# START OF Data in this exercise

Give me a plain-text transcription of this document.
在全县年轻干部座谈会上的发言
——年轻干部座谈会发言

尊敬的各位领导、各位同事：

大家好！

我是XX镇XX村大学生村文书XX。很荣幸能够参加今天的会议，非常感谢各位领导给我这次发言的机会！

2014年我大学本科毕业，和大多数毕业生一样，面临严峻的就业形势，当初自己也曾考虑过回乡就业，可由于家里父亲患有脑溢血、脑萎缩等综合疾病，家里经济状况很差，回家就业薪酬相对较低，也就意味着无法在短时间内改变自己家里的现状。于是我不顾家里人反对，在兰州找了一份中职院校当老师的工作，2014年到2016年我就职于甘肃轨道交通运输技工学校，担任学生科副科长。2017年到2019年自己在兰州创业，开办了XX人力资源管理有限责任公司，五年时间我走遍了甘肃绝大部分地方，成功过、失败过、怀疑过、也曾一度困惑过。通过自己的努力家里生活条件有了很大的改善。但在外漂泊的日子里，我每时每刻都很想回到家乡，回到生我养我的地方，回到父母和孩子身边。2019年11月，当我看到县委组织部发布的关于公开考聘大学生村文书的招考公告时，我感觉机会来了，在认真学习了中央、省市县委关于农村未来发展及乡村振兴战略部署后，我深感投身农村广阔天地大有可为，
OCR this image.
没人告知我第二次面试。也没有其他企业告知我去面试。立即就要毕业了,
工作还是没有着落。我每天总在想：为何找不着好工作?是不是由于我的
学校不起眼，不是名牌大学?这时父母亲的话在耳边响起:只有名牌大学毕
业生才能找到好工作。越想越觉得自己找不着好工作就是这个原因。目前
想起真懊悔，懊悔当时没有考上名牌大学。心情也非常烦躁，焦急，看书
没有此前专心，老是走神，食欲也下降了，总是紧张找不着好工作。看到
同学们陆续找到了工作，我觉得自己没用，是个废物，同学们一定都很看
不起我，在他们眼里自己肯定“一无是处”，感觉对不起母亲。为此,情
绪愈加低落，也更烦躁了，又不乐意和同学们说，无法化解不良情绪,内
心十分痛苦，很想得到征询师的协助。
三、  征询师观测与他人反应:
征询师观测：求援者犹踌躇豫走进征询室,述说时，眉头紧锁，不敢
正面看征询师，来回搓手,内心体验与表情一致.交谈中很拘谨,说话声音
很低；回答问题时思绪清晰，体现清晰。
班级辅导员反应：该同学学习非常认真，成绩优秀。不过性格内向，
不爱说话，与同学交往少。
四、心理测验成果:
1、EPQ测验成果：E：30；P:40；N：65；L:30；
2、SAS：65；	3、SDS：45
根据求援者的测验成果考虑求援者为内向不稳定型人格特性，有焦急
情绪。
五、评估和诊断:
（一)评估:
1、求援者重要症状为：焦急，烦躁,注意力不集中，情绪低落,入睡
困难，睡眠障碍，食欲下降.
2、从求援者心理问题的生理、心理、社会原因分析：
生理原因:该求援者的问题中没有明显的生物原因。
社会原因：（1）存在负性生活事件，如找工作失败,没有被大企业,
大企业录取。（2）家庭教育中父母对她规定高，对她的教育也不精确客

# END OF Data in this exercise

◆ Aim of the exercise: Restate all of the entries exactly, please.

◆ Full response:
Give me a plain-text transcription of this document.
在全县年轻干部座谈会上的发言
——年轻干部座谈会发言

尊敬的各位领导、各位同事：

大家好！

我是XX镇XX村大学生村文书XX。很荣幸能够参加今天的会议，非常感谢各位领导给我这次发言的机会！

2014年我大学本科毕业，和大多数毕业生一样，面临严峻的就业形势，当初自己也曾考虑过回乡就业，可由于家里父亲患有脑溢血、脑萎缩等综合疾病，家里经济状况很差，回家就业薪酬相对较低，也就意味着无法在短时间内改变自己家里的现状。于是我不顾家里人反对，在兰州找了一份中职院校当老师的工作，2014年到2016年我就职于甘肃轨道交通运输技工学校，担任学生科副科长。2017年到2019年自己在兰州创业，开办了XX人力资源管理有限责任公司，五年时间我走遍了甘肃绝大部分地方，成功过、失败过、怀疑过、也曾一度困惑过。通过自己的努力家里生活条件有了很大的改善。但在外漂泊的日子里，我每时每刻都很想回到家乡，回到生我养我的地方，回到父母和孩子身边。2019年11月，当我看到县委组织部发布的关于公开考聘大学生村文书的招考公告时，我感觉机会来了，在认真学习了中央、省市县委关于农村未来发展及乡村振兴战略部署后，我深感投身农村广阔天地大有可为，
OCR this image.
没人告知我第二次面试。也没有其他企业告知我去面试。立即就要毕业了,
工作还是没有着落。我每天总在想：为何找不着好工作?是不是由于我的
学校不起眼，不是名牌大学?这时父母亲的话在耳边响起:只有名牌大学毕
业生才能找到好工作。越想越觉得自己找不着好工作就是这个原因。目前
想起真懊悔，懊悔当时没有考上名牌大学。心情也非常烦躁，焦急，看书
没有此前专心，老是走神，食欲也下降了，总是紧张找不着好工作。看到
同学们陆续找到了工作，我觉得自己没用，是个废物，同学们一定都很看
不起我，在他们眼里自己肯定“一无是处”，感觉对不起母亲。为此,情
绪愈加低落，也更烦躁了，又不乐意和同学们说，无法化解不良情绪,内
心十分痛苦，很想得到征询师的协助。
三、  征询师观测与他人反应:
征询师观测：求援者犹踌躇豫走进征询室,述说时，眉头紧锁，不敢
正面看征询师，来回搓手,内心体验与表情一致.交谈中很拘谨,说话声音
很低；回答问题时思绪清晰，体现清晰。
班级辅导员反应：该同学学习非常认真，成绩优秀。不过性格内向，
不爱说话，与同学交往少。
四、心理测验成果:
1、EPQ测验成果：E：30；P:40；N：65；L:30；
2、SAS：65；	3、SDS：45
根据求援者的测验成果考虑求援者为内向不稳定型人格特性，有焦急
情绪。
五、评估和诊断:
（一)评估:
1、求援者重要症状为：焦急，烦躁,注意力不集中，情绪低落,入睡
困难，睡眠障碍，食欲下降.
2、从求援者心理问题的生理、心理、社会原因分析：
生理原因:该求援者的问题中没有明显的生物原因。
社会原因：（1）存在负性生活事件，如找工作失败,没有被大企业,
大企业录取。（2）家庭教育中父母对她规定高，对她的教育也不精确客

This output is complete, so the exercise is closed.